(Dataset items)
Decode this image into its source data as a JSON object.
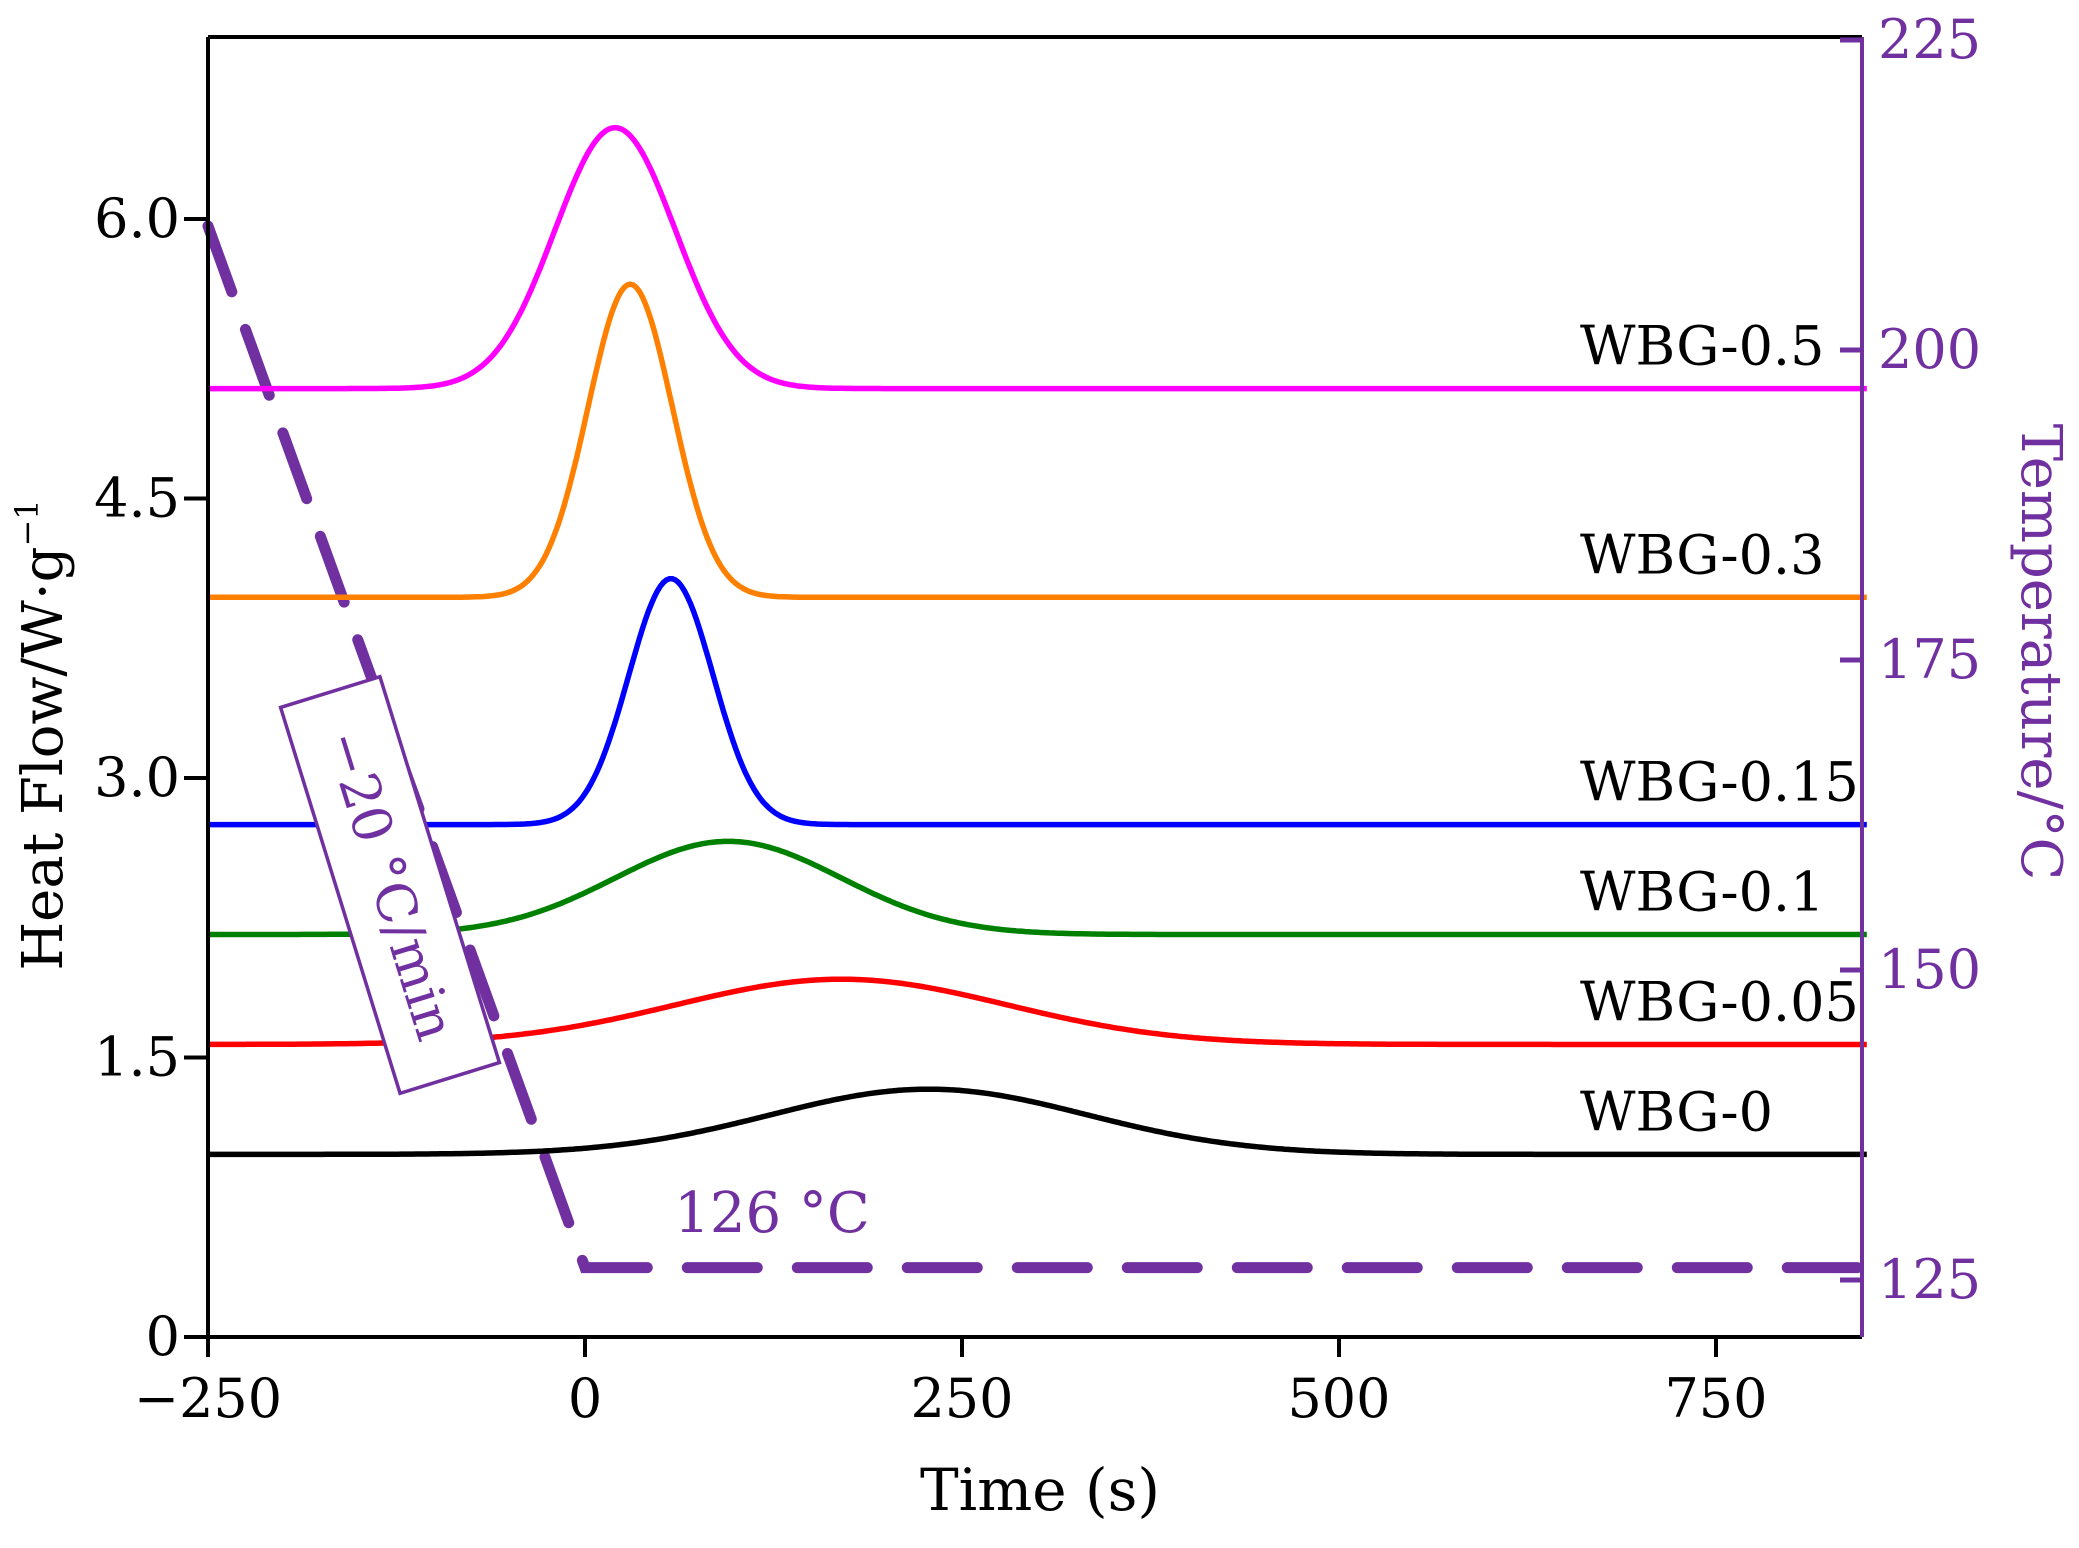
{
  "chart_data": {
    "type": "line",
    "xlabel": "Time (s)",
    "ylabel": "Heat Flow/W·g",
    "ylabel_sup": "−1",
    "y2label": "Temperature/°C",
    "xlim": [
      -250,
      850
    ],
    "ylim": [
      0,
      7.0
    ],
    "y2lim": [
      120,
      225
    ],
    "xticks": [
      -250,
      0,
      250,
      500,
      750
    ],
    "xtick_labels": [
      "−250",
      "0",
      "250",
      "500",
      "750"
    ],
    "yticks": [
      0,
      1.5,
      3.0,
      4.5,
      6.0
    ],
    "ytick_labels": [
      "0",
      "1.5",
      "3.0",
      "4.5",
      "6.0"
    ],
    "y2ticks": [
      125,
      150,
      175,
      200,
      225
    ],
    "y2tick_labels": [
      "125",
      "150",
      "175",
      "200",
      "225"
    ],
    "grid": false,
    "legend": "none (series labelled inline at right)",
    "series": [
      {
        "name": "WBG-0",
        "color": "#000000",
        "baseline": 0.98,
        "peak_x": 228,
        "peak_height": 0.35,
        "width": 105
      },
      {
        "name": "WBG-0.05",
        "color": "#ff0000",
        "baseline": 1.57,
        "peak_x": 170,
        "peak_height": 0.35,
        "width": 110
      },
      {
        "name": "WBG-0.1",
        "color": "#008000",
        "baseline": 2.16,
        "peak_x": 95,
        "peak_height": 0.5,
        "width": 75
      },
      {
        "name": "WBG-0.15",
        "color": "#0000ff",
        "baseline": 2.75,
        "peak_x": 57,
        "peak_height": 1.32,
        "width": 28
      },
      {
        "name": "WBG-0.3",
        "color": "#ff8000",
        "baseline": 3.97,
        "peak_x": 30,
        "peak_height": 1.68,
        "width": 28
      },
      {
        "name": "WBG-0.5",
        "color": "#ff00ff",
        "baseline": 5.09,
        "peak_x": 20,
        "peak_height": 1.4,
        "width": 40
      }
    ],
    "temperature_profile": {
      "color": "#7030a0",
      "points": [
        [
          -250,
          210
        ],
        [
          0,
          126
        ],
        [
          850,
          126
        ]
      ],
      "style": "dashed"
    },
    "annotations": {
      "rate_box": "−20 °C/min",
      "hold_label": "126 °C"
    }
  }
}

▸ Task statement
Set the pictures aside and transcribe the data above exactly.

▸ Final result
Decode this image into its source data as a JSON object.
{
  "chart_data": {
    "type": "line",
    "xlabel": "Time (s)",
    "ylabel": "Heat Flow/W·g",
    "ylabel_sup": "−1",
    "y2label": "Temperature/°C",
    "xlim": [
      -250,
      850
    ],
    "ylim": [
      0,
      7.0
    ],
    "y2lim": [
      120,
      225
    ],
    "xticks": [
      -250,
      0,
      250,
      500,
      750
    ],
    "xtick_labels": [
      "−250",
      "0",
      "250",
      "500",
      "750"
    ],
    "yticks": [
      0,
      1.5,
      3.0,
      4.5,
      6.0
    ],
    "ytick_labels": [
      "0",
      "1.5",
      "3.0",
      "4.5",
      "6.0"
    ],
    "y2ticks": [
      125,
      150,
      175,
      200,
      225
    ],
    "y2tick_labels": [
      "125",
      "150",
      "175",
      "200",
      "225"
    ],
    "grid": false,
    "legend": "none (series labelled inline at right)",
    "series": [
      {
        "name": "WBG-0",
        "color": "#000000",
        "baseline": 0.98,
        "peak_x": 228,
        "peak_height": 0.35,
        "width": 105
      },
      {
        "name": "WBG-0.05",
        "color": "#ff0000",
        "baseline": 1.57,
        "peak_x": 170,
        "peak_height": 0.35,
        "width": 110
      },
      {
        "name": "WBG-0.1",
        "color": "#008000",
        "baseline": 2.16,
        "peak_x": 95,
        "peak_height": 0.5,
        "width": 75
      },
      {
        "name": "WBG-0.15",
        "color": "#0000ff",
        "baseline": 2.75,
        "peak_x": 57,
        "peak_height": 1.32,
        "width": 28
      },
      {
        "name": "WBG-0.3",
        "color": "#ff8000",
        "baseline": 3.97,
        "peak_x": 30,
        "peak_height": 1.68,
        "width": 28
      },
      {
        "name": "WBG-0.5",
        "color": "#ff00ff",
        "baseline": 5.09,
        "peak_x": 20,
        "peak_height": 1.4,
        "width": 40
      }
    ],
    "temperature_profile": {
      "color": "#7030a0",
      "points": [
        [
          -250,
          210
        ],
        [
          0,
          126
        ],
        [
          850,
          126
        ]
      ],
      "style": "dashed"
    },
    "annotations": {
      "rate_box": "−20 °C/min",
      "hold_label": "126 °C"
    }
  }
}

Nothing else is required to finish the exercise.